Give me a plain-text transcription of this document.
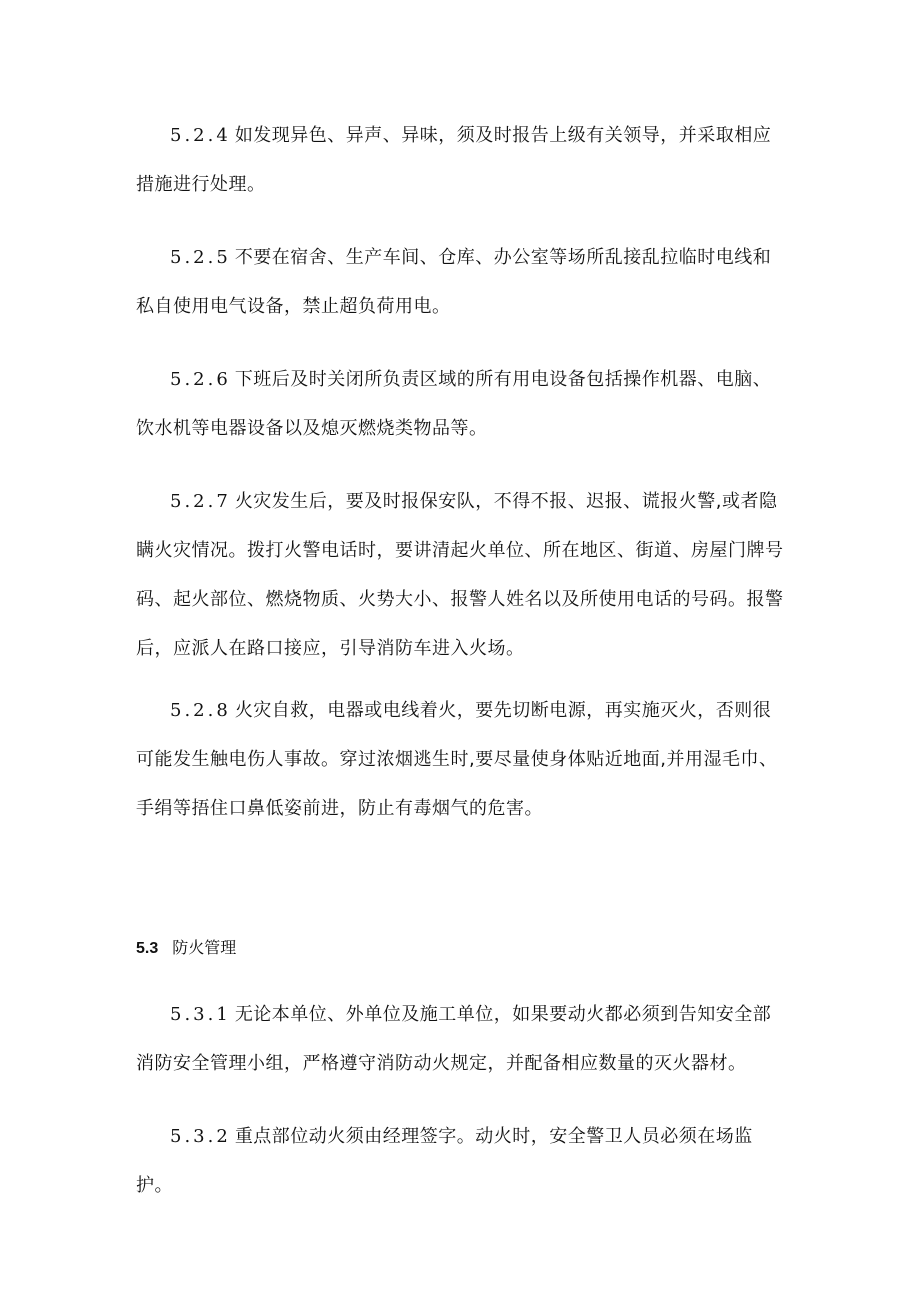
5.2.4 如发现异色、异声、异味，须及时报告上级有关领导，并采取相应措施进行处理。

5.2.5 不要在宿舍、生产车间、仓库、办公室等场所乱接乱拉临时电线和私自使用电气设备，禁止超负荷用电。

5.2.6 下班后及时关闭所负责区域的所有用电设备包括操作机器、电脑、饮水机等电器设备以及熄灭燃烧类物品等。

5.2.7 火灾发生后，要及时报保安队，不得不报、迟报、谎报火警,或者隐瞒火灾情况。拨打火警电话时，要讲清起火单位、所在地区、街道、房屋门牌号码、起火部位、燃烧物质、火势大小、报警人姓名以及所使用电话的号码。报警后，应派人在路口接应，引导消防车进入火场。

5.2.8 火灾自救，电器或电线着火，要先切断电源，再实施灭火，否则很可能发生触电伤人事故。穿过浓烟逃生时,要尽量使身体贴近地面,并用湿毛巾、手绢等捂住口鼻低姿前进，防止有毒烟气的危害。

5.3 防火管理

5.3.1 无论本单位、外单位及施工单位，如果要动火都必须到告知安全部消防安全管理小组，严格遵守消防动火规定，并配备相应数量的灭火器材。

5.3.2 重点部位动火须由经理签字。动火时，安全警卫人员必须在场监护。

* * *

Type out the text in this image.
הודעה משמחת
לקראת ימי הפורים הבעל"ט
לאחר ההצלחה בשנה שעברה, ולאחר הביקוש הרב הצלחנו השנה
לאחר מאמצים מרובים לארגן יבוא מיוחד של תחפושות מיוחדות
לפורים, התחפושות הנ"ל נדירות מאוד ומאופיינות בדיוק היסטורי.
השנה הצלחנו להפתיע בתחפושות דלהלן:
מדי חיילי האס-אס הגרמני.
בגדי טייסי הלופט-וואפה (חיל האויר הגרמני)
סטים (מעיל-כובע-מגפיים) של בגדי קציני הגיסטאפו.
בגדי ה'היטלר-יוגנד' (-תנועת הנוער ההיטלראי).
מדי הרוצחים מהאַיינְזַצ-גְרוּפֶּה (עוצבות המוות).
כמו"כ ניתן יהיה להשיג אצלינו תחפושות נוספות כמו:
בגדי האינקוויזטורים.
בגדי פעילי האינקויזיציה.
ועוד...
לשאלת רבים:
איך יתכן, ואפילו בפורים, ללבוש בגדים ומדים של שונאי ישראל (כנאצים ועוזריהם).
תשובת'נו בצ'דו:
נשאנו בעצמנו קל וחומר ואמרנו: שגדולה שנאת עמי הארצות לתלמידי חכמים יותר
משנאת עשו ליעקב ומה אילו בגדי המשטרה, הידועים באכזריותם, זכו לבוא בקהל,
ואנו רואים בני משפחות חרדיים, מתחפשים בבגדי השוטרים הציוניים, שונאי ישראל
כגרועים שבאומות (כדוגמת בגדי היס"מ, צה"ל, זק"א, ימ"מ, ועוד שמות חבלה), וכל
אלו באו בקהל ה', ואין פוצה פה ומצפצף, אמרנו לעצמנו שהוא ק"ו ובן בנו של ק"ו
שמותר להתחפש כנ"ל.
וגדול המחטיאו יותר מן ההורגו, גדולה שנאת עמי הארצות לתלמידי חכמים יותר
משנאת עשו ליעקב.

Problem requirements: Find the lines holding "לתלמידי" and list every one.

Answer to this problem:
נשאנו בעצמנו קל וחומר ואמרנו: שגדולה שנאת עמי הארצות לתלמידי חכמים יותר
וגדול המחטיאו יותר מן ההורגו, גדולה שנאת עמי הארצות לתלמידי חכמים יותר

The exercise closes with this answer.